> [MATERIAL]
================================

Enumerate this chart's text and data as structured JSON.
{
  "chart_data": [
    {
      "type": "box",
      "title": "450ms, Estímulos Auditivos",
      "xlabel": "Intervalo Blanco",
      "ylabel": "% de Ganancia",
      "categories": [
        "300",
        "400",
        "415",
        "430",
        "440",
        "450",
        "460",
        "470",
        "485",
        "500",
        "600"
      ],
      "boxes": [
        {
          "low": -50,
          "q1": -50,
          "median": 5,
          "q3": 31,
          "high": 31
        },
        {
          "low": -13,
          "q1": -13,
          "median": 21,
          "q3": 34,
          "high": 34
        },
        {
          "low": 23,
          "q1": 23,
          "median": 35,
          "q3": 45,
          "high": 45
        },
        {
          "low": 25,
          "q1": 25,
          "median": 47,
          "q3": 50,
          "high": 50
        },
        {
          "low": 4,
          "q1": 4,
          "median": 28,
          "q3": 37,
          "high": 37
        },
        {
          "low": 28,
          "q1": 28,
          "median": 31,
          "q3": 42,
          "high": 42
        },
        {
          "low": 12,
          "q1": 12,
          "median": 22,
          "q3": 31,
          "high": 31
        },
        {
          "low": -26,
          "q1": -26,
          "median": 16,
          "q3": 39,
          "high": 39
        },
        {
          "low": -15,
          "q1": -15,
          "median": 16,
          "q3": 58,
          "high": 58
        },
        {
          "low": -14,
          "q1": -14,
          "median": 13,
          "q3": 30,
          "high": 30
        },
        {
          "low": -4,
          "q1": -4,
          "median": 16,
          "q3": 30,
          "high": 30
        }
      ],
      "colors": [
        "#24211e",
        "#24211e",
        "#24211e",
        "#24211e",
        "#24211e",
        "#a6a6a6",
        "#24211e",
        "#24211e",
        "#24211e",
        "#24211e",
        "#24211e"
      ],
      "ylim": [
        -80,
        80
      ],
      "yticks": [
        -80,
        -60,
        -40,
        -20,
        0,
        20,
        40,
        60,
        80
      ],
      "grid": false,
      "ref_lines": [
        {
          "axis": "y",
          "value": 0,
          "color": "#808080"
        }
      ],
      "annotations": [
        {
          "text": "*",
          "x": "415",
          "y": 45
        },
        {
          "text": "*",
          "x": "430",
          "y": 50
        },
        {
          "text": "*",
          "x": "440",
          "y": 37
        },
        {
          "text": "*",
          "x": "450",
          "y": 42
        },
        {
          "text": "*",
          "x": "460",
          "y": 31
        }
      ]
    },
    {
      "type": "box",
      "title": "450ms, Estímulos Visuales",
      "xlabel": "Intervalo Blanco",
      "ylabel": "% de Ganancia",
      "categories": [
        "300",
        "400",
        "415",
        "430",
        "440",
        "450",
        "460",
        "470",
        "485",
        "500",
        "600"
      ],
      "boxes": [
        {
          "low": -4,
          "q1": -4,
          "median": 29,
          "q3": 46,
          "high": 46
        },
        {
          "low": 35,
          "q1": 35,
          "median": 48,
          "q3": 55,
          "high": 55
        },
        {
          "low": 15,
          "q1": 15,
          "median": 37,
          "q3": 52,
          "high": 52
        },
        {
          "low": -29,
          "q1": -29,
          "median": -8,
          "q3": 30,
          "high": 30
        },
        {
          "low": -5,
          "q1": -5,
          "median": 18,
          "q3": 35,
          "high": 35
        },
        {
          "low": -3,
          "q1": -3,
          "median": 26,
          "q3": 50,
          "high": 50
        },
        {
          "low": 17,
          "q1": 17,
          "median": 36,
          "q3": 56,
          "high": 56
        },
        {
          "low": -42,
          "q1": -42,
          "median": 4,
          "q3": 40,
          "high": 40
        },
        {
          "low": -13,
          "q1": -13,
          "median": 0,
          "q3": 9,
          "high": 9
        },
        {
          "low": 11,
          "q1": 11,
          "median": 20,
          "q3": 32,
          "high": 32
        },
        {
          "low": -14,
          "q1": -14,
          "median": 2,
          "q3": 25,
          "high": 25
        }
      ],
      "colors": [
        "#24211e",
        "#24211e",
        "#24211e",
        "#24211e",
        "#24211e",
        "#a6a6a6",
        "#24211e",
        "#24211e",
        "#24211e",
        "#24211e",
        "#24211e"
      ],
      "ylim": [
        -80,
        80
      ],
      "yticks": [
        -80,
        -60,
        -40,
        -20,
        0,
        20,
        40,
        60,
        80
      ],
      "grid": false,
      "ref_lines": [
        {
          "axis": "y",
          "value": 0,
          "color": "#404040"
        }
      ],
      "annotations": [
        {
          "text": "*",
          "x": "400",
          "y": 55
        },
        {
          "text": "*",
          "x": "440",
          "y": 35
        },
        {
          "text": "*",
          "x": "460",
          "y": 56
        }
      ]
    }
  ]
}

================================

> [TO DO]
Return all of the entries word for word.

> [EXERCISE SOLUTION]
Enumerate this chart's text and data as structured JSON.
{
  "chart_data": [
    {
      "type": "box",
      "title": "450ms, Estímulos Auditivos",
      "xlabel": "Intervalo Blanco",
      "ylabel": "% de Ganancia",
      "categories": [
        "300",
        "400",
        "415",
        "430",
        "440",
        "450",
        "460",
        "470",
        "485",
        "500",
        "600"
      ],
      "boxes": [
        {
          "low": -50,
          "q1": -50,
          "median": 5,
          "q3": 31,
          "high": 31
        },
        {
          "low": -13,
          "q1": -13,
          "median": 21,
          "q3": 34,
          "high": 34
        },
        {
          "low": 23,
          "q1": 23,
          "median": 35,
          "q3": 45,
          "high": 45
        },
        {
          "low": 25,
          "q1": 25,
          "median": 47,
          "q3": 50,
          "high": 50
        },
        {
          "low": 4,
          "q1": 4,
          "median": 28,
          "q3": 37,
          "high": 37
        },
        {
          "low": 28,
          "q1": 28,
          "median": 31,
          "q3": 42,
          "high": 42
        },
        {
          "low": 12,
          "q1": 12,
          "median": 22,
          "q3": 31,
          "high": 31
        },
        {
          "low": -26,
          "q1": -26,
          "median": 16,
          "q3": 39,
          "high": 39
        },
        {
          "low": -15,
          "q1": -15,
          "median": 16,
          "q3": 58,
          "high": 58
        },
        {
          "low": -14,
          "q1": -14,
          "median": 13,
          "q3": 30,
          "high": 30
        },
        {
          "low": -4,
          "q1": -4,
          "median": 16,
          "q3": 30,
          "high": 30
        }
      ],
      "colors": [
        "#24211e",
        "#24211e",
        "#24211e",
        "#24211e",
        "#24211e",
        "#a6a6a6",
        "#24211e",
        "#24211e",
        "#24211e",
        "#24211e",
        "#24211e"
      ],
      "ylim": [
        -80,
        80
      ],
      "yticks": [
        -80,
        -60,
        -40,
        -20,
        0,
        20,
        40,
        60,
        80
      ],
      "grid": false,
      "ref_lines": [
        {
          "axis": "y",
          "value": 0,
          "color": "#808080"
        }
      ],
      "annotations": [
        {
          "text": "*",
          "x": "415",
          "y": 45
        },
        {
          "text": "*",
          "x": "430",
          "y": 50
        },
        {
          "text": "*",
          "x": "440",
          "y": 37
        },
        {
          "text": "*",
          "x": "450",
          "y": 42
        },
        {
          "text": "*",
          "x": "460",
          "y": 31
        }
      ]
    },
    {
      "type": "box",
      "title": "450ms, Estímulos Visuales",
      "xlabel": "Intervalo Blanco",
      "ylabel": "% de Ganancia",
      "categories": [
        "300",
        "400",
        "415",
        "430",
        "440",
        "450",
        "460",
        "470",
        "485",
        "500",
        "600"
      ],
      "boxes": [
        {
          "low": -4,
          "q1": -4,
          "median": 29,
          "q3": 46,
          "high": 46
        },
        {
          "low": 35,
          "q1": 35,
          "median": 48,
          "q3": 55,
          "high": 55
        },
        {
          "low": 15,
          "q1": 15,
          "median": 37,
          "q3": 52,
          "high": 52
        },
        {
          "low": -29,
          "q1": -29,
          "median": -8,
          "q3": 30,
          "high": 30
        },
        {
          "low": -5,
          "q1": -5,
          "median": 18,
          "q3": 35,
          "high": 35
        },
        {
          "low": -3,
          "q1": -3,
          "median": 26,
          "q3": 50,
          "high": 50
        },
        {
          "low": 17,
          "q1": 17,
          "median": 36,
          "q3": 56,
          "high": 56
        },
        {
          "low": -42,
          "q1": -42,
          "median": 4,
          "q3": 40,
          "high": 40
        },
        {
          "low": -13,
          "q1": -13,
          "median": 0,
          "q3": 9,
          "high": 9
        },
        {
          "low": 11,
          "q1": 11,
          "median": 20,
          "q3": 32,
          "high": 32
        },
        {
          "low": -14,
          "q1": -14,
          "median": 2,
          "q3": 25,
          "high": 25
        }
      ],
      "colors": [
        "#24211e",
        "#24211e",
        "#24211e",
        "#24211e",
        "#24211e",
        "#a6a6a6",
        "#24211e",
        "#24211e",
        "#24211e",
        "#24211e",
        "#24211e"
      ],
      "ylim": [
        -80,
        80
      ],
      "yticks": [
        -80,
        -60,
        -40,
        -20,
        0,
        20,
        40,
        60,
        80
      ],
      "grid": false,
      "ref_lines": [
        {
          "axis": "y",
          "value": 0,
          "color": "#404040"
        }
      ],
      "annotations": [
        {
          "text": "*",
          "x": "400",
          "y": 55
        },
        {
          "text": "*",
          "x": "440",
          "y": 35
        },
        {
          "text": "*",
          "x": "460",
          "y": 56
        }
      ]
    }
  ]
}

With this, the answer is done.